Collection entries
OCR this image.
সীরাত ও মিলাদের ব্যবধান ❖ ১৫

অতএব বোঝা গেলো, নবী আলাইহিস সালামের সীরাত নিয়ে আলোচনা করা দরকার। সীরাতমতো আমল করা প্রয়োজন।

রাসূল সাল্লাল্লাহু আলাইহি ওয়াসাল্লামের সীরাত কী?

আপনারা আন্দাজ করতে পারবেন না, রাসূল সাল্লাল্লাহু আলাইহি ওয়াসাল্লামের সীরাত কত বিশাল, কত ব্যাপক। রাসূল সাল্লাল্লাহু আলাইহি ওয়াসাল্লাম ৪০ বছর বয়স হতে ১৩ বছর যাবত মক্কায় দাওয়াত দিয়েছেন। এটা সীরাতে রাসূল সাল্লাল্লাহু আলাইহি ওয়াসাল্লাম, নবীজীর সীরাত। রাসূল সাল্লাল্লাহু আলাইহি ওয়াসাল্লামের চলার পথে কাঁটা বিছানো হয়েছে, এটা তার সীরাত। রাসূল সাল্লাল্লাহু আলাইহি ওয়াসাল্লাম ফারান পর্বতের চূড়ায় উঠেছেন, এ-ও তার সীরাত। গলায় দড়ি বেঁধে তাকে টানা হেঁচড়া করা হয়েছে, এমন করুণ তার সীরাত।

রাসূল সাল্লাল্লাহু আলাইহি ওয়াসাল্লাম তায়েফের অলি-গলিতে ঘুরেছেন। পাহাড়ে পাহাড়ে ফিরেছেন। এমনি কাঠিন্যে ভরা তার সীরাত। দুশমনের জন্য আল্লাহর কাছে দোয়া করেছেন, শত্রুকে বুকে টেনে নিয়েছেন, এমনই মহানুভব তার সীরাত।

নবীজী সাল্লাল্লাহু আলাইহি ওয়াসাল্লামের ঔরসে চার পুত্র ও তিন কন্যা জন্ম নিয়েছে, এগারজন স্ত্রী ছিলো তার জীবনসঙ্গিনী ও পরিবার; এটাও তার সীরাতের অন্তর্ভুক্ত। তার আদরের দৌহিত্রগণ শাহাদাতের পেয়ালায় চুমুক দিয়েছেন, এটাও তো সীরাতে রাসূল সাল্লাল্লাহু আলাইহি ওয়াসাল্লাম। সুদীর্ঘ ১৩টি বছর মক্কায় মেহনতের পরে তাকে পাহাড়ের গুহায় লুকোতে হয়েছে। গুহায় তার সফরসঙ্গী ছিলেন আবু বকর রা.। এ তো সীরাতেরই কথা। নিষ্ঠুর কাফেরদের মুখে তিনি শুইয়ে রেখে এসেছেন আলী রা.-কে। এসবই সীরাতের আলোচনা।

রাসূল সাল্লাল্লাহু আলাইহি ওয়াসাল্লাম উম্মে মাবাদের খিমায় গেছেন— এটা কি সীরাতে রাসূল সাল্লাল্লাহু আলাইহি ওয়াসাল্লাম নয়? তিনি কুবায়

### SET PROBLEM
Repeat each of the entries above precisely as given.

### FINAL RESULT
OCR this image.
সীরাত ও মিলাদের ব্যবধান ❖ ১৫

অতএব বোঝা গেলো, নবী আলাইহিস সালামের সীরাত নিয়ে আলোচনা করা দরকার। সীরাতমতো আমল করা প্রয়োজন।

রাসূল সাল্লাল্লাহু আলাইহি ওয়াসাল্লামের সীরাত কী?

আপনারা আন্দাজ করতে পারবেন না, রাসূল সাল্লাল্লাহু আলাইহি ওয়াসাল্লামের সীরাত কত বিশাল, কত ব্যাপক। রাসূল সাল্লাল্লাহু আলাইহি ওয়াসাল্লাম ৪০ বছর বয়স হতে ১৩ বছর যাবত মক্কায় দাওয়াত দিয়েছেন। এটা সীরাতে রাসূল সাল্লাল্লাহু আলাইহি ওয়াসাল্লাম, নবীজীর সীরাত। রাসূল সাল্লাল্লাহু আলাইহি ওয়াসাল্লামের চলার পথে কাঁটা বিছানো হয়েছে, এটা তার সীরাত। রাসূল সাল্লাল্লাহু আলাইহি ওয়াসাল্লাম ফারান পর্বতের চূড়ায় উঠেছেন, এ-ও তার সীরাত। গলায় দড়ি বেঁধে তাকে টানা হেঁচড়া করা হয়েছে, এমন করুণ তার সীরাত।

রাসূল সাল্লাল্লাহু আলাইহি ওয়াসাল্লাম তায়েফের অলি-গলিতে ঘুরেছেন। পাহাড়ে পাহাড়ে ফিরেছেন। এমনি কাঠিন্যে ভরা তার সীরাত। দুশমনের জন্য আল্লাহর কাছে দোয়া করেছেন, শত্রুকে বুকে টেনে নিয়েছেন, এমনই মহানুভব তার সীরাত।

নবীজী সাল্লাল্লাহু আলাইহি ওয়াসাল্লামের ঔরসে চার পুত্র ও তিন কন্যা জন্ম নিয়েছে, এগারজন স্ত্রী ছিলো তার জীবনসঙ্গিনী ও পরিবার; এটাও তার সীরাতের অন্তর্ভুক্ত। তার আদরের দৌহিত্রগণ শাহাদাতের পেয়ালায় চুমুক দিয়েছেন, এটাও তো সীরাতে রাসূল সাল্লাল্লাহু আলাইহি ওয়াসাল্লাম। সুদীর্ঘ ১৩টি বছর মক্কায় মেহনতের পরে তাকে পাহাড়ের গুহায় লুকোতে হয়েছে। গুহায় তার সফরসঙ্গী ছিলেন আবু বকর রা.। এ তো সীরাতেরই কথা। নিষ্ঠুর কাফেরদের মুখে তিনি শুইয়ে রেখে এসেছেন আলী রা.-কে। এসবই সীরাতের আলোচনা।

রাসূল সাল্লাল্লাহু আলাইহি ওয়াসাল্লাম উম্মে মাবাদের খিমায় গেছেন— এটা কি সীরাতে রাসূল সাল্লাল্লাহু আলাইহি ওয়াসাল্লাম নয়? তিনি কুবায়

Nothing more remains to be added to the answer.